* [ESTRATTO DEL DOCUMENTO]
Oltre sette milioni, o poco più dell’11% della popolazione ha un reddito di povertà “relativa”, sotto i 900 euro. Può darsi che le stime Istat nascondano errori, come quando il reddito è nascosto: Ma bisogna ricordare che l’Istat deriva la sua stima dal consumo delle famiglie non dai loro guadagni. Il consumo può, a sua volta, celare qualche differenza: Ma si tratta di eventuali piccoli errori. Abbiamo, dunque, tanti poveri, e per di più il loro numero non cambia.

* [ISTRUZIONE 1] Per favore, trascrivi in forma di lista JSON di stringhe le righe dei dati, partendo da quella che contiene "green-up-arrow-icon (781, 552, 814, 578)" e proseguendo fino a quella che contiene "header-drivers-impact: % Impact", entrambe incluse. Usa una stringa per ogni riga e tralascia quelle vuote.
Il brano e le righe di dati non hanno alcun legame tra loro.

* [DATI ARCHIVIATI]
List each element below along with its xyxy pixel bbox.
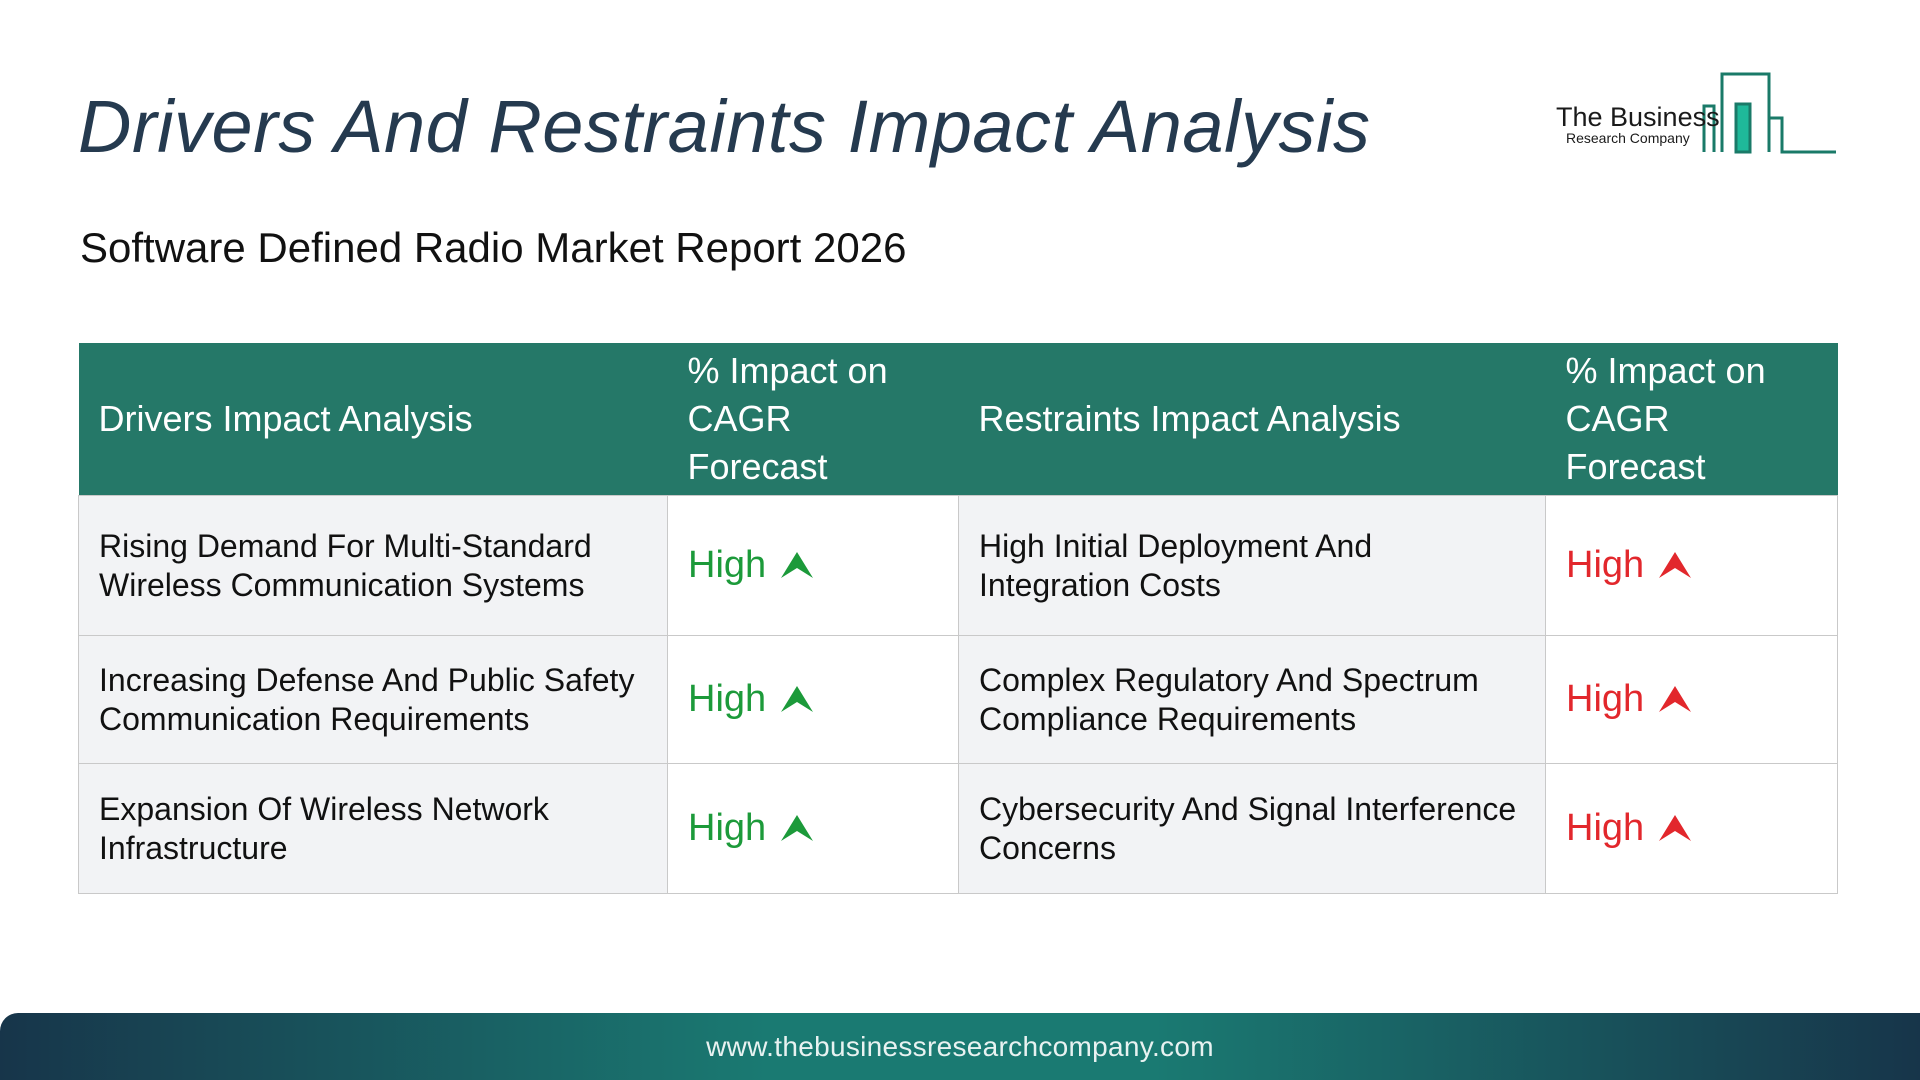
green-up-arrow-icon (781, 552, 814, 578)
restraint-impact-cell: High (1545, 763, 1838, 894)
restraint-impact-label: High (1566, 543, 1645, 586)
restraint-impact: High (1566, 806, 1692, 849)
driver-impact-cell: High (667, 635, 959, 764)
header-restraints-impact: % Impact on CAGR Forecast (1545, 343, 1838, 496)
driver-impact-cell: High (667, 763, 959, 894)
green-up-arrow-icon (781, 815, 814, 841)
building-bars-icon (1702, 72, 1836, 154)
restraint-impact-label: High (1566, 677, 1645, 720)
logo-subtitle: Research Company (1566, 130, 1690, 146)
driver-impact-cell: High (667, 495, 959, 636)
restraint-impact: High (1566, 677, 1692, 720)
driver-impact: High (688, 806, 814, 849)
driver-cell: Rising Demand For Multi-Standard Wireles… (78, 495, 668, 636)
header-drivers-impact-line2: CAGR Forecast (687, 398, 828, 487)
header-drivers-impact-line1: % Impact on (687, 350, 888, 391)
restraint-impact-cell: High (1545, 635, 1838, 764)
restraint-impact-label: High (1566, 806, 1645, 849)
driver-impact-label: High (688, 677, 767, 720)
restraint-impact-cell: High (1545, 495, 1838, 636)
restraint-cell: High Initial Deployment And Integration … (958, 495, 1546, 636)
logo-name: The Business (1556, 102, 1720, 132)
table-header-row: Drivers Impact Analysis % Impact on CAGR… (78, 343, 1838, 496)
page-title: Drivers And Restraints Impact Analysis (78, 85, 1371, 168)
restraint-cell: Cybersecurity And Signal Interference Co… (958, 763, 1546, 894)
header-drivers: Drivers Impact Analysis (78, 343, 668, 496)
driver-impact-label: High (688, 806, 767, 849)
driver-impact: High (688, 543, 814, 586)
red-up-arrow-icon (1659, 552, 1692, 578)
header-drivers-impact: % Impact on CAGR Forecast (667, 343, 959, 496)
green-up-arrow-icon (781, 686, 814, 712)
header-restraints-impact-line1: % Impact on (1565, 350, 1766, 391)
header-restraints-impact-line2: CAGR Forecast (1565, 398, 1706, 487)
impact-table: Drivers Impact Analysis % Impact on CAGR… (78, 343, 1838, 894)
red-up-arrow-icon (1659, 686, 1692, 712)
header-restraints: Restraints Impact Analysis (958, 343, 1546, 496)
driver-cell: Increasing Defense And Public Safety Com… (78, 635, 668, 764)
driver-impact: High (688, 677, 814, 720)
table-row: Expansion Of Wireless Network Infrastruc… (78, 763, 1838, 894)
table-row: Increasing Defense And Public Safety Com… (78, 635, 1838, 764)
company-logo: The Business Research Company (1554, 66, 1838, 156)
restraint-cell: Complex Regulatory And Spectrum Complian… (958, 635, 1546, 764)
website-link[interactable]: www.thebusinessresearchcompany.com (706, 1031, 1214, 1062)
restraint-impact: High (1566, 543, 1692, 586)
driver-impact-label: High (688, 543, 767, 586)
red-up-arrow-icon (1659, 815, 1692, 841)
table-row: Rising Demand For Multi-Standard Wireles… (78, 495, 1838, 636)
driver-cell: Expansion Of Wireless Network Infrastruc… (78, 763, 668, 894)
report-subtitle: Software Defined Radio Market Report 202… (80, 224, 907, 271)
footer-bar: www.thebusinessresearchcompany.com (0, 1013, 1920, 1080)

* [ISTRUZIONE 2] Elenca tutte le quantità numeriche citate nel brano.

* [RISPOSTA 1]
[
  "green-up-arrow-icon (781, 552, 814, 578)",
  "restraint-impact-cell: High (1545, 763, 1838, 894)",
  "restraint-impact-label: High (1566, 543, 1645, 586)",
  "restraint-impact: High (1566, 806, 1692, 849)",
  "driver-impact-cell: High (667, 635, 959, 764)",
  "header-restraints-impact: % Impact on CAGR Forecast (1545, 343, 1838, 496)",
  "driver-impact-cell: High (667, 763, 959, 894)",
  "green-up-arrow-icon (781, 815, 814, 841)",
  "building-bars-icon (1702, 72, 1836, 154)",
  "restraint-impact-label: High (1566, 677, 1645, 720)",
  "logo-subtitle: Research Company (1566, 130, 1690, 146)",
  "driver-impact-cell: High (667, 495, 959, 636)",
  "restraint-impact: High (1566, 677, 1692, 720)",
  "driver-impact: High (688, 806, 814, 849)",
  "driver-cell: Rising Demand For Multi-Standard Wireles… (78, 495, 668, 636)",
  "header-drivers-impact-line2: CAGR Forecast (687, 398, 828, 487)",
  "header-drivers-impact-line1: % Impact on (687, 350, 888, 391)",
  "restraint-impact-cell: High (1545, 635, 1838, 764)",
  "restraint-impact-label: High (1566, 806, 1645, 849)",
  "driver-impact-label: High (688, 677, 767, 720)",
  "restraint-impact-cell: High (1545, 495, 1838, 636)",
  "restraint-cell: High Initial Deployment And Integration … (958, 495, 1546, 636)",
  "logo-name: The Business (1556, 102, 1720, 132)",
  "table-header-row: Drivers Impact Analysis % Impact on CAGR… (78, 343, 1838, 496)",
  "page-title: Drivers And Restraints Impact Analysis (78, 85, 1371, 168)",
  "restraint-cell: Cybersecurity And Signal Interference Co… (958, 763, 1546, 894)",
  "header-drivers: Drivers Impact Analysis (78, 343, 668, 496)",
  "driver-impact-label: High (688, 806, 767, 849)",
  "driver-impact: High (688, 543, 814, 586)",
  "red-up-arrow-icon (1659, 552, 1692, 578)",
  "header-drivers-impact: % Impact on CAGR Forecast (667, 343, 959, 496)"
]

* [RISPOSTA 2]
- sette milioni
- 11%
- 900 euro